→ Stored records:
-- START --

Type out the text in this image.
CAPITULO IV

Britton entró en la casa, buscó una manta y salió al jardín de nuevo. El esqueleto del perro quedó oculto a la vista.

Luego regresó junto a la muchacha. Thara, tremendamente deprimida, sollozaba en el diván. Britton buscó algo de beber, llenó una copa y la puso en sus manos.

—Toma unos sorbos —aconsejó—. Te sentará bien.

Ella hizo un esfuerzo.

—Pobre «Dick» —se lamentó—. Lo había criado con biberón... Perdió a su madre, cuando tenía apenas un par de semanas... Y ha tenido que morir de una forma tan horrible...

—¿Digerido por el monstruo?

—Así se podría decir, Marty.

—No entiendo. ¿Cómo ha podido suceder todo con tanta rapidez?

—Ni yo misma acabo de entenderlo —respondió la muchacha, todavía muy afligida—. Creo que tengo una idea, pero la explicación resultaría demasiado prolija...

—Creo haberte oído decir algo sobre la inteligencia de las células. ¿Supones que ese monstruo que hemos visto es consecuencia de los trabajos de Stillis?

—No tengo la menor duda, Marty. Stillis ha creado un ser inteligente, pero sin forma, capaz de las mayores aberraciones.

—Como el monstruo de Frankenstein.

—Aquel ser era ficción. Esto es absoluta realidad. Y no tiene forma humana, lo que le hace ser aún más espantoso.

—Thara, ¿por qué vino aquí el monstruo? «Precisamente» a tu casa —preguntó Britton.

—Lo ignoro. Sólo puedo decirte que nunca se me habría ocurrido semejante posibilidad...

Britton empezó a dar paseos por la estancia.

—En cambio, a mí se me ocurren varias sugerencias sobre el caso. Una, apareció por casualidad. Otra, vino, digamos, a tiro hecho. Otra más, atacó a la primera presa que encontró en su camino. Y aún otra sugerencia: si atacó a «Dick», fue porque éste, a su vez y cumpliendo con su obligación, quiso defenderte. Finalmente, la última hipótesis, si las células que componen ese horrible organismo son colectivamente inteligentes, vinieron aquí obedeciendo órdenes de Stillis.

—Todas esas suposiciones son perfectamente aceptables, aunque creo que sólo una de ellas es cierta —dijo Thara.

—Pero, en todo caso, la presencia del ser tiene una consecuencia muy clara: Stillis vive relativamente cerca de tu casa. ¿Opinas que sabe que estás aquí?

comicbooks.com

-- END --

From the data above, gather every line that includes the word "horrible".

→ TASK RESULT:
—Pobre «Dick» —se lamentó—. Lo había criado con biberón... Perdió a su madre, cuando tenía apenas un par de semanas... Y ha tenido que morir de una forma tan horrible...
—En cambio, a mí se me ocurren varias sugerencias sobre el caso. Una, apareció por casualidad. Otra, vino, digamos, a tiro hecho. Otra más, atacó a la primera presa que encontró en su camino. Y aún otra sugerencia: si atacó a «Dick», fue porque éste, a su vez y cumpliendo con su obligación, quiso defenderte. Finalmente, la última hipótesis, si las células que componen ese horrible organismo son colectivamente inteligentes, vinieron aquí obedeciendo órdenes de Stillis.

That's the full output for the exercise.